◆ What you are asked to do ◆
Locate and copy all lines bearing the word "content".

Begin

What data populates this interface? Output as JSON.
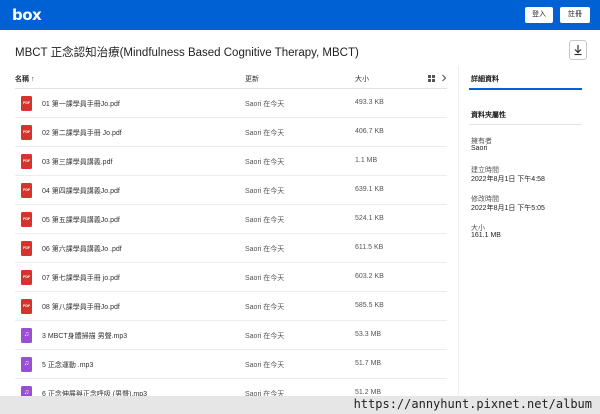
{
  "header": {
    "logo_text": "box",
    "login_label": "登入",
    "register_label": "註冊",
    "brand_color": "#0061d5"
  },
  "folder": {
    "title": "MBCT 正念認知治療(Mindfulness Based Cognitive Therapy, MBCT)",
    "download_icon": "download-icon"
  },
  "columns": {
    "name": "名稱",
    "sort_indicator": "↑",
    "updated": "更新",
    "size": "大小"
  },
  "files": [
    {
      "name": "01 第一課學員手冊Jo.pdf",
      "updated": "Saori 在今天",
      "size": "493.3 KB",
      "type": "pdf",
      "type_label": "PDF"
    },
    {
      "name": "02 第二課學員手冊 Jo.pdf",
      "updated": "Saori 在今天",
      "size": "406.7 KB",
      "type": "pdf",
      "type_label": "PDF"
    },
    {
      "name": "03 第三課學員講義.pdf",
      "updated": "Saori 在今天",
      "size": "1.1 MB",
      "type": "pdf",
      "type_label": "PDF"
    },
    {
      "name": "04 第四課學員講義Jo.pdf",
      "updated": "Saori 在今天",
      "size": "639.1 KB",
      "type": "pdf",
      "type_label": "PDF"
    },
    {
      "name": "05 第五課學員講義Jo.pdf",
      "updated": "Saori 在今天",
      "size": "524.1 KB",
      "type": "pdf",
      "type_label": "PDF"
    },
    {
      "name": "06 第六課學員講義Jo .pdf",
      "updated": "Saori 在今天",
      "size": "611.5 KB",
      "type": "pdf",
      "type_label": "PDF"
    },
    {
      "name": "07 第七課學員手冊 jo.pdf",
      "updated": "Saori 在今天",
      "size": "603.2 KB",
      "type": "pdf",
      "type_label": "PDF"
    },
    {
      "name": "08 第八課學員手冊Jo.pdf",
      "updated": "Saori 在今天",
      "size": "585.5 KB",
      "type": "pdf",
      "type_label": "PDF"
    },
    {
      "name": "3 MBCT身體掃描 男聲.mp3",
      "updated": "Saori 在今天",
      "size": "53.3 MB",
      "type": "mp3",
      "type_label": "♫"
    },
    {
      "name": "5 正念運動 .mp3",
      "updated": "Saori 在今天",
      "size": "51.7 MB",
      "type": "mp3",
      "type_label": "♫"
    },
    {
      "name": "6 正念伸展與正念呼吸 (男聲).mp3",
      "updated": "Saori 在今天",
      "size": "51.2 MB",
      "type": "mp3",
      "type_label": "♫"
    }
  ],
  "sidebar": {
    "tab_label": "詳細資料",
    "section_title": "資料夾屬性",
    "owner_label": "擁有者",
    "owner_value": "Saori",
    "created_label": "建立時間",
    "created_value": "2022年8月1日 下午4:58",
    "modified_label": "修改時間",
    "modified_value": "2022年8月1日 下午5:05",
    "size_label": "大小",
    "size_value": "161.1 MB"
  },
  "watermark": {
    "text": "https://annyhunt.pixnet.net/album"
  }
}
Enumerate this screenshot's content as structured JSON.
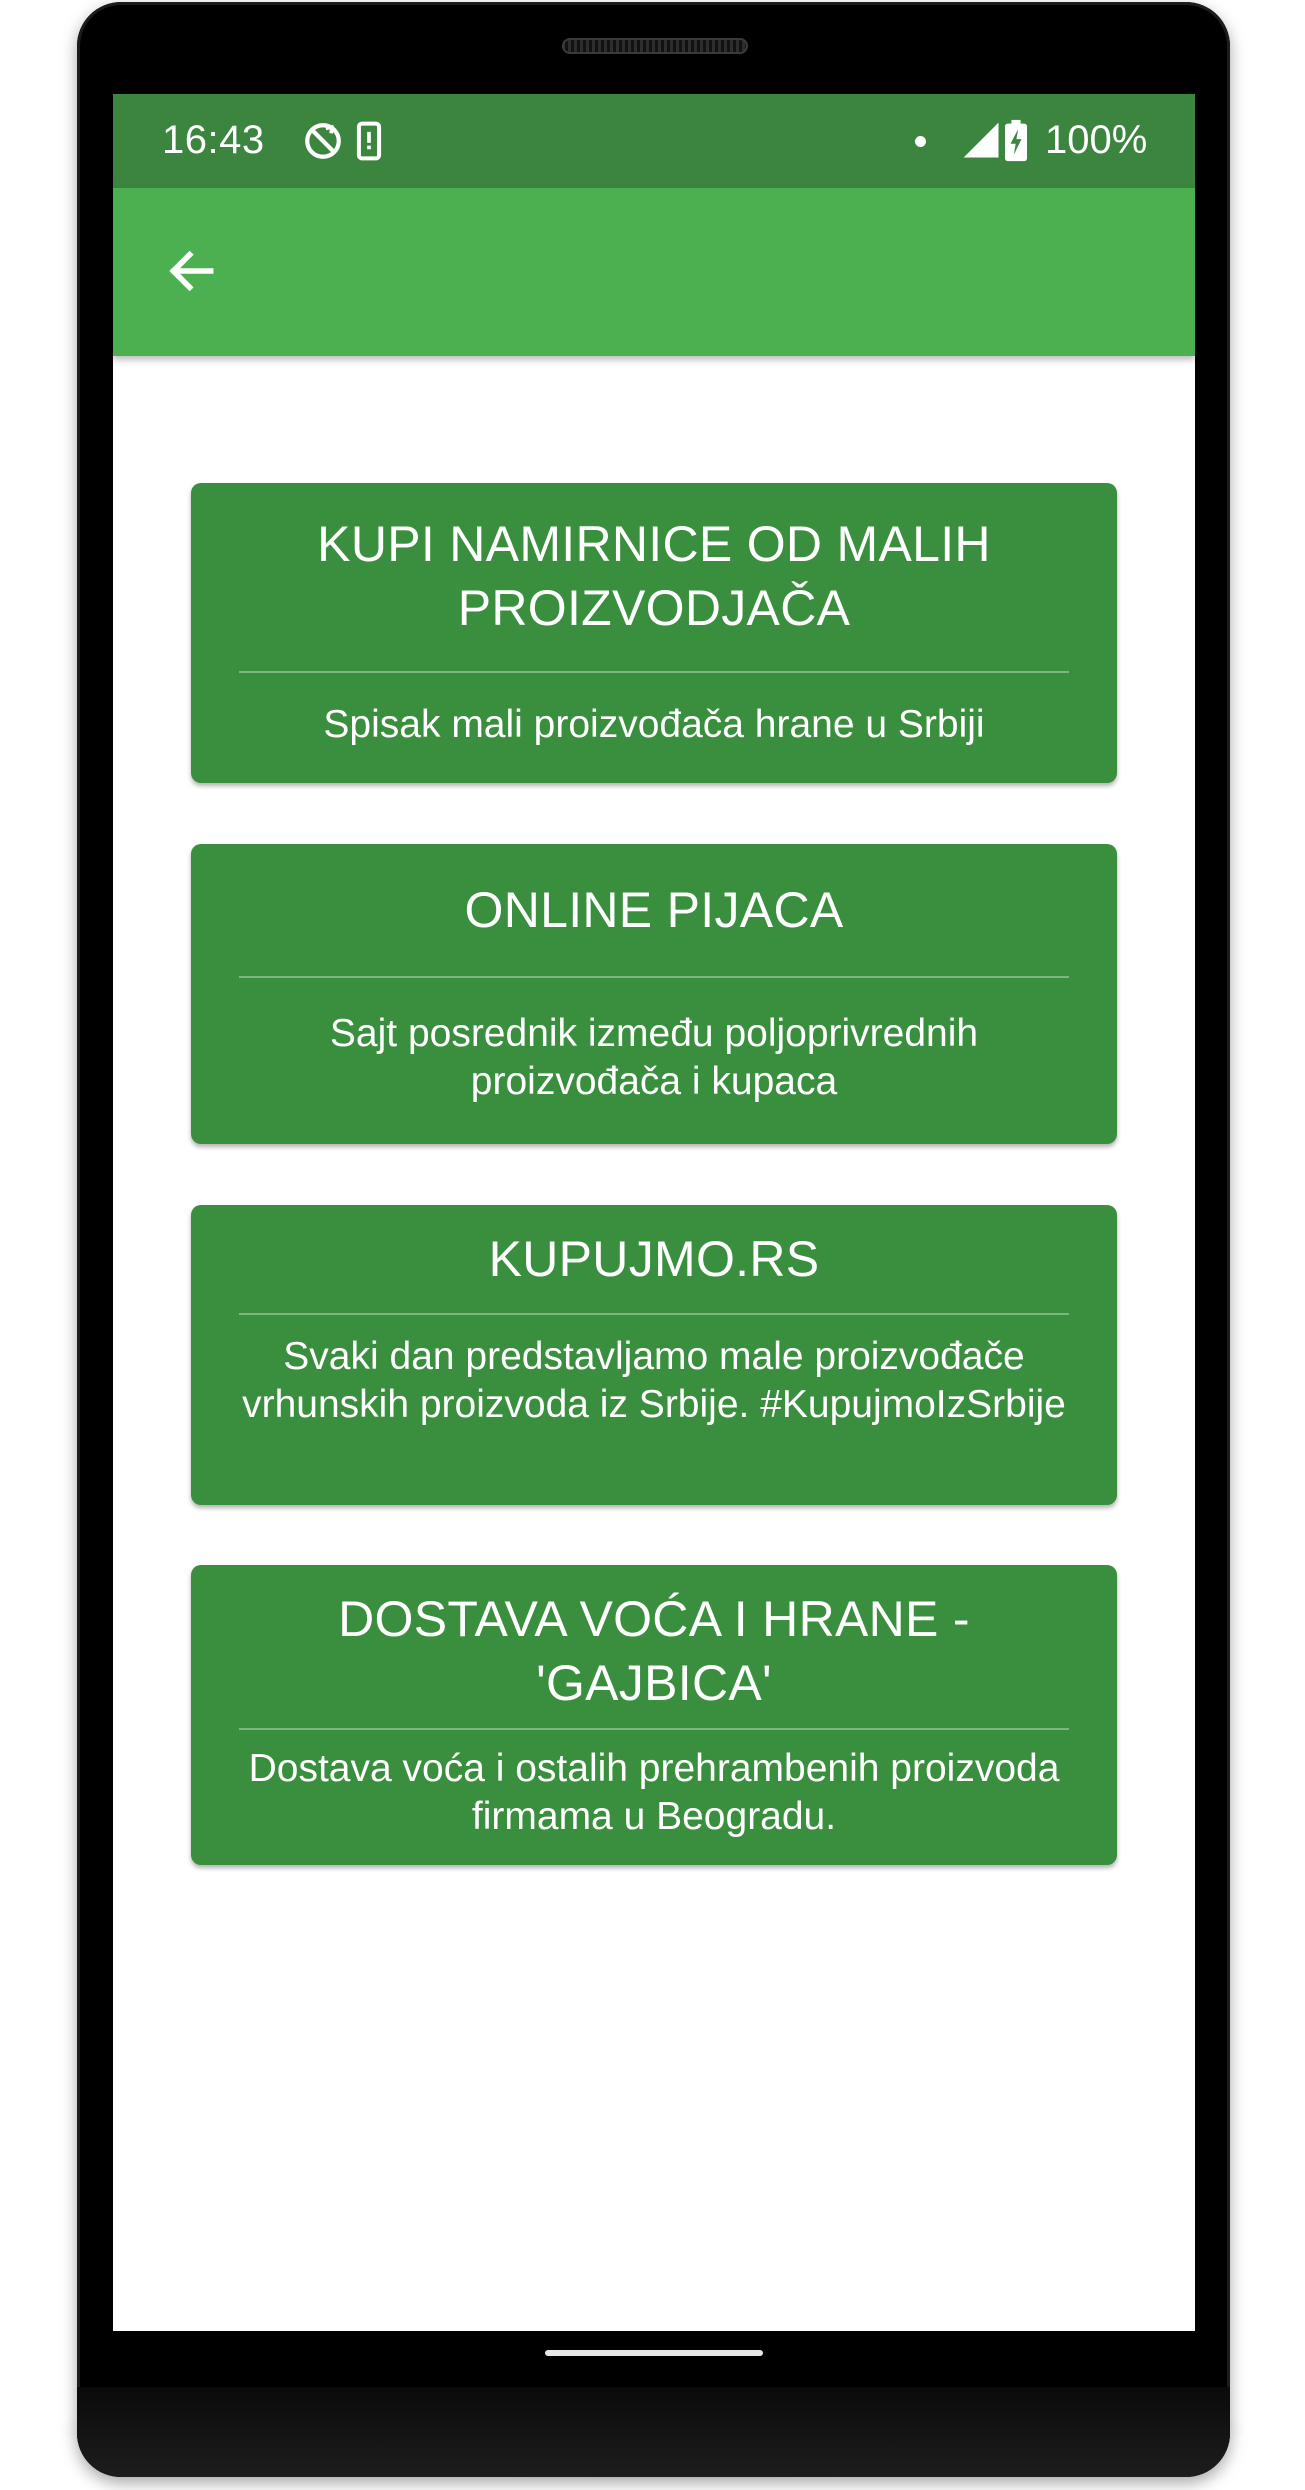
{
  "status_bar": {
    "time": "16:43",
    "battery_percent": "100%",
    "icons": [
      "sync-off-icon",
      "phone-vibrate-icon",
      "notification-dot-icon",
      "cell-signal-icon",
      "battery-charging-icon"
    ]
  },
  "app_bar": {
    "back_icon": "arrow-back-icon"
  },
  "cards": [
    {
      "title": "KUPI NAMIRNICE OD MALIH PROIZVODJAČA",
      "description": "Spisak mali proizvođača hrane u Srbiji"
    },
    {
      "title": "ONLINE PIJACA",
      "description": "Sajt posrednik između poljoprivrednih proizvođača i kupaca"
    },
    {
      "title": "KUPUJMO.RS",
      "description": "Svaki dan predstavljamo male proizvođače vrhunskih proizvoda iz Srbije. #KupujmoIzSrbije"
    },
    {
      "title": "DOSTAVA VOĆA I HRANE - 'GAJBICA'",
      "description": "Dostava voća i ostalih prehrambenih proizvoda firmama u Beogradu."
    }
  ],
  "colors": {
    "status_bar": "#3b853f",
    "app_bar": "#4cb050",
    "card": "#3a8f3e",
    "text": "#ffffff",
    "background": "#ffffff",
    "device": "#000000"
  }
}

End
Begin

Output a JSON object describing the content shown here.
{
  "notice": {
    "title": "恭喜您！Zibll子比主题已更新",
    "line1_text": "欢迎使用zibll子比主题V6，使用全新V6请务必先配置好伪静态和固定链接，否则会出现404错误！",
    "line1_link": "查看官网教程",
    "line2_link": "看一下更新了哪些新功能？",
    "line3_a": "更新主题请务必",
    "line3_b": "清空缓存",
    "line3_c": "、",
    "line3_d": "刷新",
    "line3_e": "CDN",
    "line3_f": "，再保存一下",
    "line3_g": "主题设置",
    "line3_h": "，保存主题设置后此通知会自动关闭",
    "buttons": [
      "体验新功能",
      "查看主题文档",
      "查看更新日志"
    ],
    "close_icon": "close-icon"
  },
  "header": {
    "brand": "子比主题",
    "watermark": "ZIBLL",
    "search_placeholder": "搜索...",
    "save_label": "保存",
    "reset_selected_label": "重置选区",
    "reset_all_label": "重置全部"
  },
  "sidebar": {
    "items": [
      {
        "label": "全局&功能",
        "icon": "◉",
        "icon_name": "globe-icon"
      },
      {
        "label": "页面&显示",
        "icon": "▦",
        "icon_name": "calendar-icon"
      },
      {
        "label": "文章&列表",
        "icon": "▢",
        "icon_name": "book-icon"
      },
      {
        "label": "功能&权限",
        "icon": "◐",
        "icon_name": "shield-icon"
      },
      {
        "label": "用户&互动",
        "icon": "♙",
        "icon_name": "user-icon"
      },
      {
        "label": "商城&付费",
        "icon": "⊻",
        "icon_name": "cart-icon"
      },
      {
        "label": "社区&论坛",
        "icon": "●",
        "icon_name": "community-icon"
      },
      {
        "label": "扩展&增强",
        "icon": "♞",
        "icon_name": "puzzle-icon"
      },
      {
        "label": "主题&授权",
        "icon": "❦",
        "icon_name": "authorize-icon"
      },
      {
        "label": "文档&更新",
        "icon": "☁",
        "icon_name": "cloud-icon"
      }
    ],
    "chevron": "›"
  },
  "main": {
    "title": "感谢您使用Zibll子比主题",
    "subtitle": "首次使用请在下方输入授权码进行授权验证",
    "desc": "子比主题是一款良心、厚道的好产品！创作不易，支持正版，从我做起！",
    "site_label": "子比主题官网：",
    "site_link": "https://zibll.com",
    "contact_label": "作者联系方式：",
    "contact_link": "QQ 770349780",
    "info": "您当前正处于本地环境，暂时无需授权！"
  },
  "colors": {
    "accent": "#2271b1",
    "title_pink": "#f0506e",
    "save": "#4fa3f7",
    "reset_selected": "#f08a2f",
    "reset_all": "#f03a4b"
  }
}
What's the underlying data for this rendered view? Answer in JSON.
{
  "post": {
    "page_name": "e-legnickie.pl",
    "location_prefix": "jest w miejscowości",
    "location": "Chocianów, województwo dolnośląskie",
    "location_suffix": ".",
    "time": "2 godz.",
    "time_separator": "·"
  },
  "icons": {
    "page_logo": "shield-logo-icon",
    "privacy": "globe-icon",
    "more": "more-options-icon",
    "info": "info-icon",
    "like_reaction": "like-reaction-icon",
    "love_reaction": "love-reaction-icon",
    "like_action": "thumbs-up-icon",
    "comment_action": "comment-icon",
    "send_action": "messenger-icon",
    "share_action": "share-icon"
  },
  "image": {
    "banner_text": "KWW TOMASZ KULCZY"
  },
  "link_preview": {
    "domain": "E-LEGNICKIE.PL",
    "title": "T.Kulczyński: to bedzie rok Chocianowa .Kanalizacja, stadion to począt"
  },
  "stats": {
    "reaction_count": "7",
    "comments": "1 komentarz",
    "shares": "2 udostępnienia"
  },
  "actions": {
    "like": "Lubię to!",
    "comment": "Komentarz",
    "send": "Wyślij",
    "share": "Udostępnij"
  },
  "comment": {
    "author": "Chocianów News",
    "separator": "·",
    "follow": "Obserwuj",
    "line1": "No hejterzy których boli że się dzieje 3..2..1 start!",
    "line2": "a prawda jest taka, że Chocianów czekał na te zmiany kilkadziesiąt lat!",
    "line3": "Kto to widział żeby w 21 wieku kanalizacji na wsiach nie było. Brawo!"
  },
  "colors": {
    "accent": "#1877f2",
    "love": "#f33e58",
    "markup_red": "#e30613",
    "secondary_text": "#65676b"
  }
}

End
Begin

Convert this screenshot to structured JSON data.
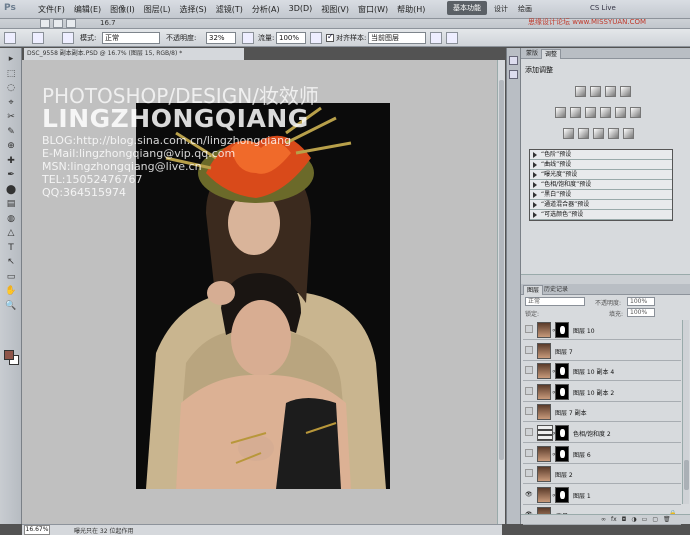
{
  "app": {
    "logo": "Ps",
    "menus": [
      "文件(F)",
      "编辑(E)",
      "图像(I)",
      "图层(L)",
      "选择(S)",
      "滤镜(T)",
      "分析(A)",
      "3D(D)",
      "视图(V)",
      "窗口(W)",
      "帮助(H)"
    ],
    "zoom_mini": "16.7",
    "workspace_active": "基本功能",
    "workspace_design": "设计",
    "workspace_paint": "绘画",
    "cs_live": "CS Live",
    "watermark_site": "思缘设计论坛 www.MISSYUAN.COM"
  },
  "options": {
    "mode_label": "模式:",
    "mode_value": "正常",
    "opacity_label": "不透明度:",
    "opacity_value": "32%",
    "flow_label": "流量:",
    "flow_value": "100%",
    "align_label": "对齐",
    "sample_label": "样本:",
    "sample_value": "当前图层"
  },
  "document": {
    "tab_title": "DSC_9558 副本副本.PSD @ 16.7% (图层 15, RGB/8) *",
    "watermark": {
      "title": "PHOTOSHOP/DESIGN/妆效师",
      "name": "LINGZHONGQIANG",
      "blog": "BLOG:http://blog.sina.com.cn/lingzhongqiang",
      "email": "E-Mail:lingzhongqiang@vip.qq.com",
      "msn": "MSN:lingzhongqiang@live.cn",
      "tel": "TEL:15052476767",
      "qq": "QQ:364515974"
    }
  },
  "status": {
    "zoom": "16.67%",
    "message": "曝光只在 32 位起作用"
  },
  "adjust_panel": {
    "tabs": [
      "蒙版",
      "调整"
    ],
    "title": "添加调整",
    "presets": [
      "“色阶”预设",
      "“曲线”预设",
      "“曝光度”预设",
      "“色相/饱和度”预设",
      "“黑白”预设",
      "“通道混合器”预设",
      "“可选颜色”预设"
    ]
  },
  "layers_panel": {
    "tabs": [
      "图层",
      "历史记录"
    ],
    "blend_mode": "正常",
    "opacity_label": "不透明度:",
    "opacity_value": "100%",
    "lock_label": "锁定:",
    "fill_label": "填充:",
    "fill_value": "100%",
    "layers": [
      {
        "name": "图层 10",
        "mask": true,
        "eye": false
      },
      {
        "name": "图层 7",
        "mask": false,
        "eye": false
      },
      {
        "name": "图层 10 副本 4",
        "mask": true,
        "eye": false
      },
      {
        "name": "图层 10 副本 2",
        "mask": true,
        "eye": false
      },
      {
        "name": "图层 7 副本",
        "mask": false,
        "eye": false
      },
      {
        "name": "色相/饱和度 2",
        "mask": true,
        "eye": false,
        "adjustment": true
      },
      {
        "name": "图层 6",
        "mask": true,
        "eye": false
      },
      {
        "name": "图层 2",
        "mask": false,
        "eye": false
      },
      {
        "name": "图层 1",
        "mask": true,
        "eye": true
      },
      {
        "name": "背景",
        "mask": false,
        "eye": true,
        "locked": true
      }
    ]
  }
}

End

◆ Solution below ◆
Enumerate this screenshot's content as structured JSON.
Output a JSON object describing the content shown here.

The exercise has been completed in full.